### Input records
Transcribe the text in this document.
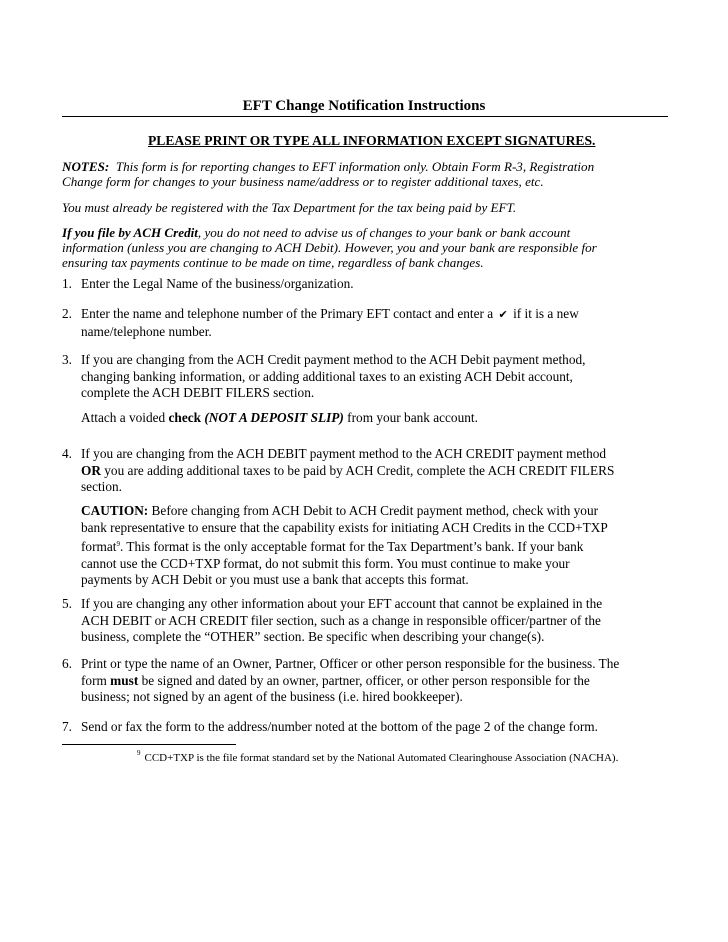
EFT Change Notification Instructions
PLEASE PRINT OR TYPE ALL INFORMATION EXCEPT SIGNATURES.
NOTES: This form is for reporting changes to EFT information only. Obtain Form R-3, Registration
Change form for changes to your business name/address or to register additional taxes, etc.
You must already be registered with the Tax Department for the tax being paid by EFT.
If you file by ACH Credit, you do not need to advise us of changes to your bank or bank account
information (unless you are changing to ACH Debit). However, you and your bank are responsible for
ensuring tax payments continue to be made on time, regardless of bank changes.
1. Enter the Legal Name of the business/organization.
2. Enter the name and telephone number of the Primary EFT contact and enter a ✔ if it is a new
name/telephone number.
3. If you are changing from the ACH Credit payment method to the ACH Debit payment method,
changing banking information, or adding additional taxes to an existing ACH Debit account,
complete the ACH DEBIT FILERS section.
Attach a voided check (NOT A DEPOSIT SLIP) from your bank account.
4. If you are changing from the ACH DEBIT payment method to the ACH CREDIT payment method
OR you are adding additional taxes to be paid by ACH Credit, complete the ACH CREDIT FILERS
section.
CAUTION: Before changing from ACH Debit to ACH Credit payment method, check with your
bank representative to ensure that the capability exists for initiating ACH Credits in the CCD+TXP
format$^9$. This format is the only acceptable format for the Tax Department’s bank. If your bank
cannot use the CCD+TXP format, do not submit this form. You must continue to make your
payments by ACH Debit or you must use a bank that accepts this format.
5. If you are changing any other information about your EFT account that cannot be explained in the
ACH DEBIT or ACH CREDIT filer section, such as a change in responsible officer/partner of the
business, complete the “OTHER” section. Be specific when describing your change(s).
6. Print or type the name of an Owner, Partner, Officer or other person responsible for the business. The
form must be signed and dated by an owner, partner, officer, or other person responsible for the
business; not signed by an agent of the business (i.e. hired bookkeeper).
7. Send or fax the form to the address/number noted at the bottom of the page 2 of the change form.
$^9$ CCD+TXP is the file format standard set by the National Automated Clearinghouse Association (NACHA).
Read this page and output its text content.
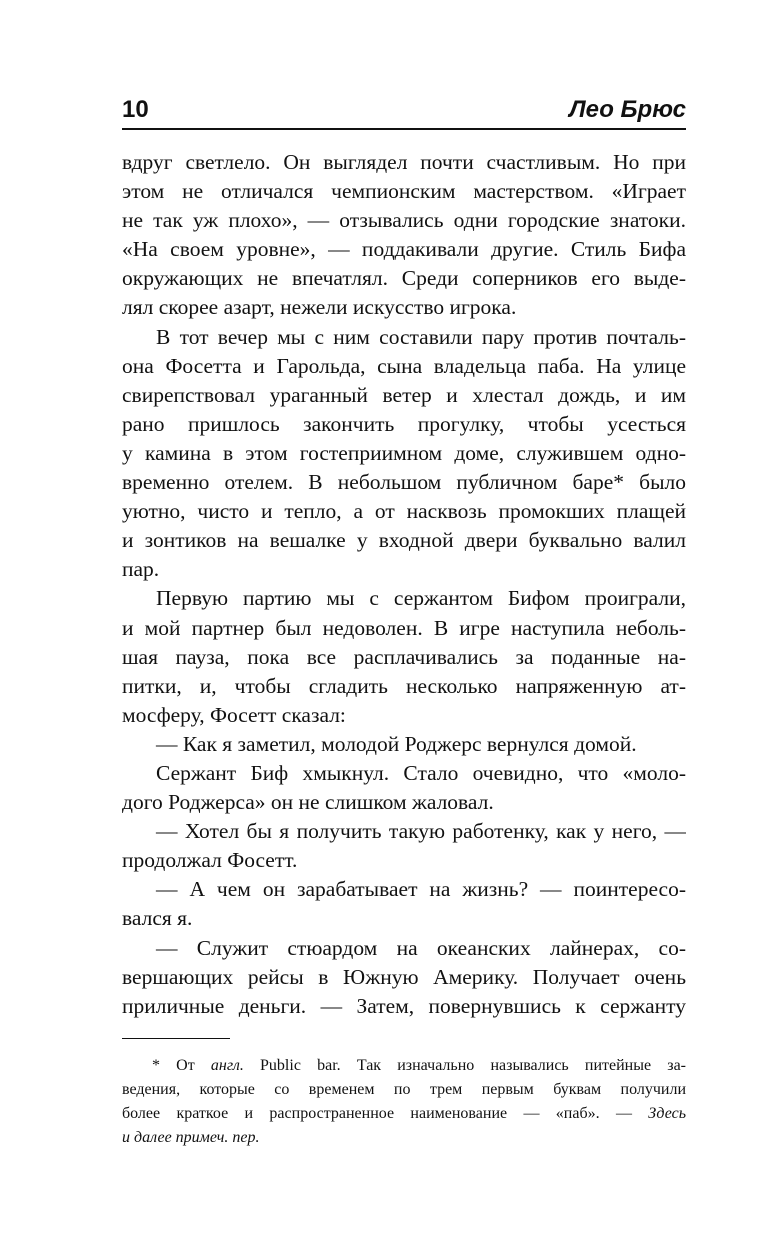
10	Лео Брюс
вдруг светлело. Он выглядел почти счастливым. Но при
этом не отличался чемпионским мастерством. «Играет
не так уж плохо», — отзывались одни городские знатоки.
«На своем уровне», — поддакивали другие. Стиль Бифа
окружающих не впечатлял. Среди соперников его выде-
лял скорее азарт, нежели искусство игрока.
В тот вечер мы с ним составили пару против почталь-
она Фосетта и Гарольда, сына владельца паба. На улице
свирепствовал ураганный ветер и хлестал дождь, и им
рано пришлось закончить прогулку, чтобы усесться
у камина в этом гостеприимном доме, служившем одно-
временно отелем. В небольшом публичном баре* было
уютно, чисто и тепло, а от насквозь промокших плащей
и зонтиков на вешалке у входной двери буквально валил
пар.
Первую партию мы с сержантом Бифом проиграли,
и мой партнер был недоволен. В игре наступила неболь-
шая пауза, пока все расплачивались за поданные на-
питки, и, чтобы сгладить несколько напряженную ат-
мосферу, Фосетт сказал:
— Как я заметил, молодой Роджерс вернулся домой.
Сержант Биф хмыкнул. Стало очевидно, что «моло-
дого Роджерса» он не слишком жаловал.
— Хотел бы я получить такую работенку, как у него, —
продолжал Фосетт.
— А чем он зарабатывает на жизнь? — поинтересо-
вался я.
— Служит стюардом на океанских лайнерах, со-
вершающих рейсы в Южную Америку. Получает очень
приличные деньги. — Затем, повернувшись к сержанту
* От англ. Public bar. Так изначально назывались питейные за-
ведения, которые со временем по трем первым буквам получили
более краткое и распространенное наименование — «паб». — Здесь
и далее примеч. пер.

### Brief
Transcribe the records above verbatim. Do not carry over any picture.

### The output
Transcribe the text in this document.
EFT Change Notification Instructions
PLEASE PRINT OR TYPE ALL INFORMATION EXCEPT SIGNATURES.
NOTES: This form is for reporting changes to EFT information only. Obtain Form R-3, Registration
Change form for changes to your business name/address or to register additional taxes, etc.
You must already be registered with the Tax Department for the tax being paid by EFT.
If you file by ACH Credit, you do not need to advise us of changes to your bank or bank account
information (unless you are changing to ACH Debit). However, you and your bank are responsible for
ensuring tax payments continue to be made on time, regardless of bank changes.
1. Enter the Legal Name of the business/organization.
2. Enter the name and telephone number of the Primary EFT contact and enter a ✔ if it is a new
name/telephone number.
3. If you are changing from the ACH Credit payment method to the ACH Debit payment method,
changing banking information, or adding additional taxes to an existing ACH Debit account,
complete the ACH DEBIT FILERS section.
Attach a voided check (NOT A DEPOSIT SLIP) from your bank account.
4. If you are changing from the ACH DEBIT payment method to the ACH CREDIT payment method
OR you are adding additional taxes to be paid by ACH Credit, complete the ACH CREDIT FILERS
section.
CAUTION: Before changing from ACH Debit to ACH Credit payment method, check with your
bank representative to ensure that the capability exists for initiating ACH Credits in the CCD+TXP
format$^9$. This format is the only acceptable format for the Tax Department’s bank. If your bank
cannot use the CCD+TXP format, do not submit this form. You must continue to make your
payments by ACH Debit or you must use a bank that accepts this format.
5. If you are changing any other information about your EFT account that cannot be explained in the
ACH DEBIT or ACH CREDIT filer section, such as a change in responsible officer/partner of the
business, complete the “OTHER” section. Be specific when describing your change(s).
6. Print or type the name of an Owner, Partner, Officer or other person responsible for the business. The
form must be signed and dated by an owner, partner, officer, or other person responsible for the
business; not signed by an agent of the business (i.e. hired bookkeeper).
7. Send or fax the form to the address/number noted at the bottom of the page 2 of the change form.
$^9$ CCD+TXP is the file format standard set by the National Automated Clearinghouse Association (NACHA).
Read this page and output its text content.
10	Лео Брюс
вдруг светлело. Он выглядел почти счастливым. Но при
этом не отличался чемпионским мастерством. «Играет
не так уж плохо», — отзывались одни городские знатоки.
«На своем уровне», — поддакивали другие. Стиль Бифа
окружающих не впечатлял. Среди соперников его выде-
лял скорее азарт, нежели искусство игрока.
В тот вечер мы с ним составили пару против почталь-
она Фосетта и Гарольда, сына владельца паба. На улице
свирепствовал ураганный ветер и хлестал дождь, и им
рано пришлось закончить прогулку, чтобы усесться
у камина в этом гостеприимном доме, служившем одно-
временно отелем. В небольшом публичном баре* было
уютно, чисто и тепло, а от насквозь промокших плащей
и зонтиков на вешалке у входной двери буквально валил
пар.
Первую партию мы с сержантом Бифом проиграли,
и мой партнер был недоволен. В игре наступила неболь-
шая пауза, пока все расплачивались за поданные на-
питки, и, чтобы сгладить несколько напряженную ат-
мосферу, Фосетт сказал:
— Как я заметил, молодой Роджерс вернулся домой.
Сержант Биф хмыкнул. Стало очевидно, что «моло-
дого Роджерса» он не слишком жаловал.
— Хотел бы я получить такую работенку, как у него, —
продолжал Фосетт.
— А чем он зарабатывает на жизнь? — поинтересо-
вался я.
— Служит стюардом на океанских лайнерах, со-
вершающих рейсы в Южную Америку. Получает очень
приличные деньги. — Затем, повернувшись к сержанту
* От англ. Public bar. Так изначально назывались питейные за-
ведения, которые со временем по трем первым буквам получили
более краткое и распространенное наименование — «паб». — Здесь
и далее примеч. пер.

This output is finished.